- [DO THIS]:
Return the material word for word. Do not include the pictures.

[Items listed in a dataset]
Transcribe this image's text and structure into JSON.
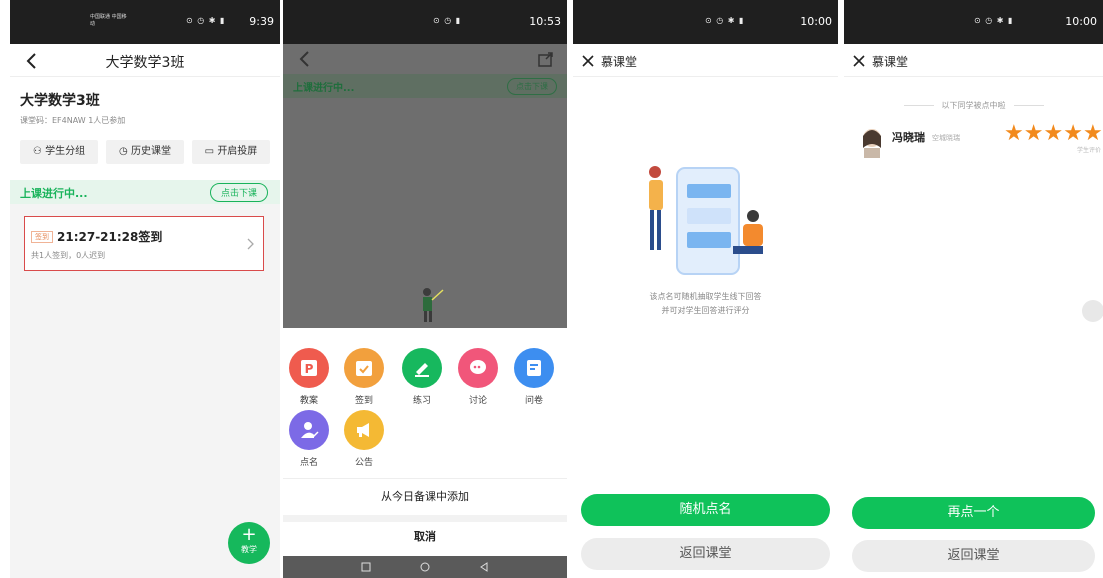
{
  "p1": {
    "status": {
      "carrier": "中国联通 中国移动",
      "icons": "⊙ ◷ ✱ ▮",
      "battery": "98",
      "time": "9:39"
    },
    "title": "大学数学3班",
    "class_name": "大学数学3班",
    "class_meta": "课堂码：EF4NAW   1人已参加",
    "actions": [
      "学生分组",
      "历史课堂",
      "开启投屏"
    ],
    "ongoing": "上课进行中...",
    "end_btn": "点击下课",
    "card_tag": "签到",
    "card_title": "21:27-21:28签到",
    "card_sub": "共1人签到，0人迟到",
    "fab_plus": "+",
    "fab_label": "教学"
  },
  "p2": {
    "status": {
      "battery": "75",
      "time": "10:53"
    },
    "ongoing": "上课进行中...",
    "end_btn": "点击下课",
    "tools": [
      {
        "label": "教案",
        "color": "#ef5b4e"
      },
      {
        "label": "签到",
        "color": "#f2a03d"
      },
      {
        "label": "练习",
        "color": "#17b85e"
      },
      {
        "label": "讨论",
        "color": "#f1567a"
      },
      {
        "label": "问卷",
        "color": "#3d8ef0"
      },
      {
        "label": "点名",
        "color": "#7c6ae6"
      },
      {
        "label": "公告",
        "color": "#f4b934"
      }
    ],
    "add_from": "从今日备课中添加",
    "cancel": "取消"
  },
  "p3": {
    "status": {
      "battery": "98",
      "time": "10:00"
    },
    "title": "慕课堂",
    "desc_line1": "该点名可随机抽取学生线下回答",
    "desc_line2": "并可对学生回答进行评分",
    "random_btn": "随机点名",
    "back_btn": "返回课堂"
  },
  "p4": {
    "status": {
      "battery": "98",
      "time": "10:00"
    },
    "title": "慕课堂",
    "called_title": "以下同学被点中啦",
    "student_name": "冯晓瑞",
    "student_sub": "空城晓瑞",
    "rating": 5,
    "rating_label": "学生评价",
    "again_btn": "再点一个",
    "back_btn": "返回课堂"
  }
}
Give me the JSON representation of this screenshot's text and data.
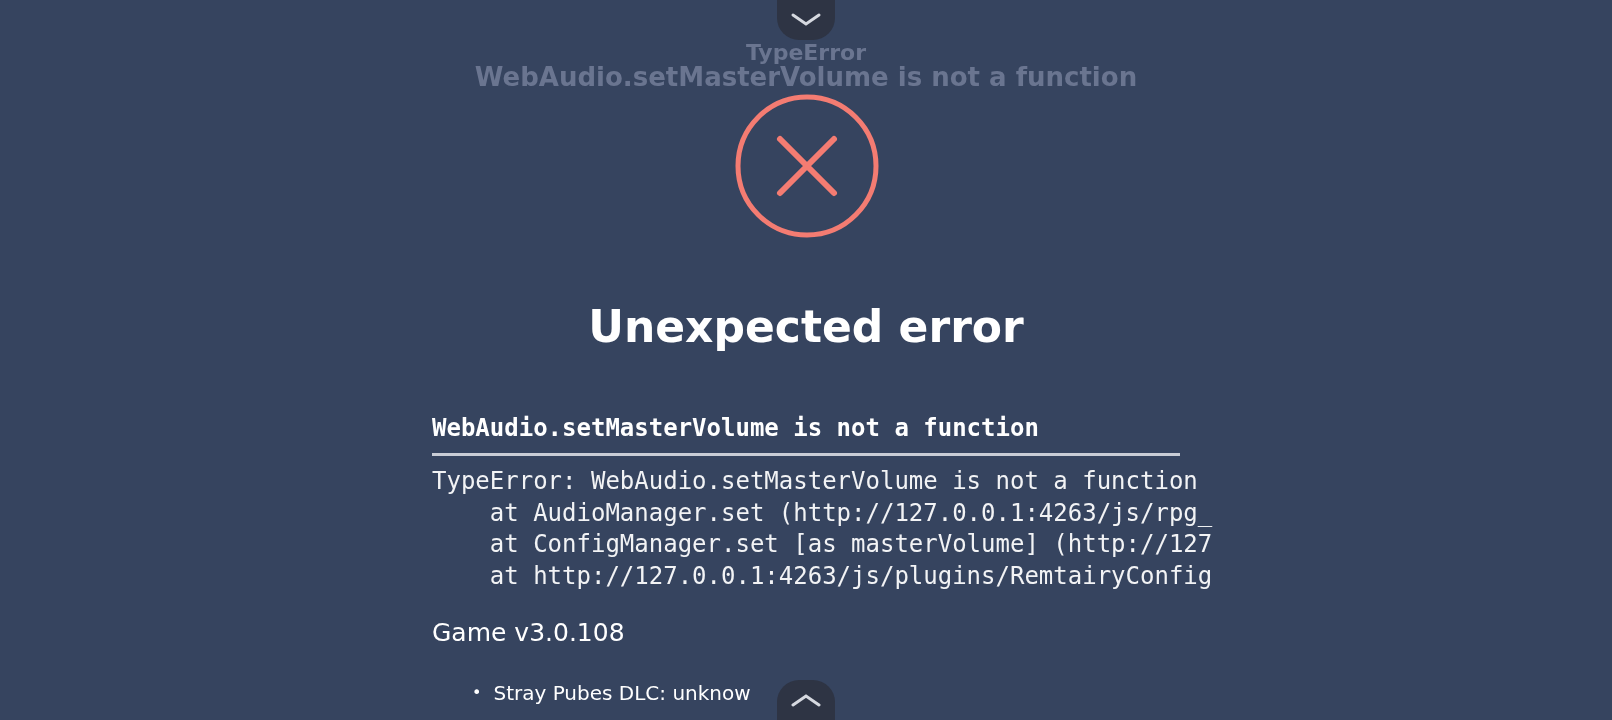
{
  "ghost_title": "TypeError",
  "ghost_message": "WebAudio.setMasterVolume is not a function",
  "title": "Unexpected error",
  "error_heading": "WebAudio.setMasterVolume is not a function",
  "stack_lines": [
    "TypeError: WebAudio.setMasterVolume is not a function",
    "    at AudioManager.set (http://127.0.0.1:4263/js/rpg_",
    "    at ConfigManager.set [as masterVolume] (http://127",
    "    at http://127.0.0.1:4263/js/plugins/RemtairyConfig"
  ],
  "version": "Game v3.0.108",
  "dlc_items": [
    {
      "bullet": "•",
      "text": "Stray Pubes DLC: unknow"
    }
  ]
}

- [CORRECT OUTPUT]:
Transcribe this image's text and structure into JSON.
{
  "p1": {
    "status": {
      "carrier": "中国联通 中国移动",
      "icons": "⊙ ◷ ✱ ▮",
      "battery": "98",
      "time": "9:39"
    },
    "title": "大学数学3班",
    "class_name": "大学数学3班",
    "class_meta": "课堂码：EF4NAW   1人已参加",
    "actions": [
      "学生分组",
      "历史课堂",
      "开启投屏"
    ],
    "ongoing": "上课进行中...",
    "end_btn": "点击下课",
    "card_tag": "签到",
    "card_title": "21:27-21:28签到",
    "card_sub": "共1人签到，0人迟到",
    "fab_plus": "+",
    "fab_label": "教学"
  },
  "p2": {
    "status": {
      "battery": "75",
      "time": "10:53"
    },
    "ongoing": "上课进行中...",
    "end_btn": "点击下课",
    "tools": [
      {
        "label": "教案",
        "color": "#ef5b4e"
      },
      {
        "label": "签到",
        "color": "#f2a03d"
      },
      {
        "label": "练习",
        "color": "#17b85e"
      },
      {
        "label": "讨论",
        "color": "#f1567a"
      },
      {
        "label": "问卷",
        "color": "#3d8ef0"
      },
      {
        "label": "点名",
        "color": "#7c6ae6"
      },
      {
        "label": "公告",
        "color": "#f4b934"
      }
    ],
    "add_from": "从今日备课中添加",
    "cancel": "取消"
  },
  "p3": {
    "status": {
      "battery": "98",
      "time": "10:00"
    },
    "title": "慕课堂",
    "desc_line1": "该点名可随机抽取学生线下回答",
    "desc_line2": "并可对学生回答进行评分",
    "random_btn": "随机点名",
    "back_btn": "返回课堂"
  },
  "p4": {
    "status": {
      "battery": "98",
      "time": "10:00"
    },
    "title": "慕课堂",
    "called_title": "以下同学被点中啦",
    "student_name": "冯晓瑞",
    "student_sub": "空城晓瑞",
    "rating": 5,
    "rating_label": "学生评价",
    "again_btn": "再点一个",
    "back_btn": "返回课堂"
  }
}
Give me the JSON representation of this screenshot's text and data.
{
  "ghost_title": "TypeError",
  "ghost_message": "WebAudio.setMasterVolume is not a function",
  "title": "Unexpected error",
  "error_heading": "WebAudio.setMasterVolume is not a function",
  "stack_lines": [
    "TypeError: WebAudio.setMasterVolume is not a function",
    "    at AudioManager.set (http://127.0.0.1:4263/js/rpg_",
    "    at ConfigManager.set [as masterVolume] (http://127",
    "    at http://127.0.0.1:4263/js/plugins/RemtairyConfig"
  ],
  "version": "Game v3.0.108",
  "dlc_items": [
    {
      "bullet": "•",
      "text": "Stray Pubes DLC: unknow"
    }
  ]
}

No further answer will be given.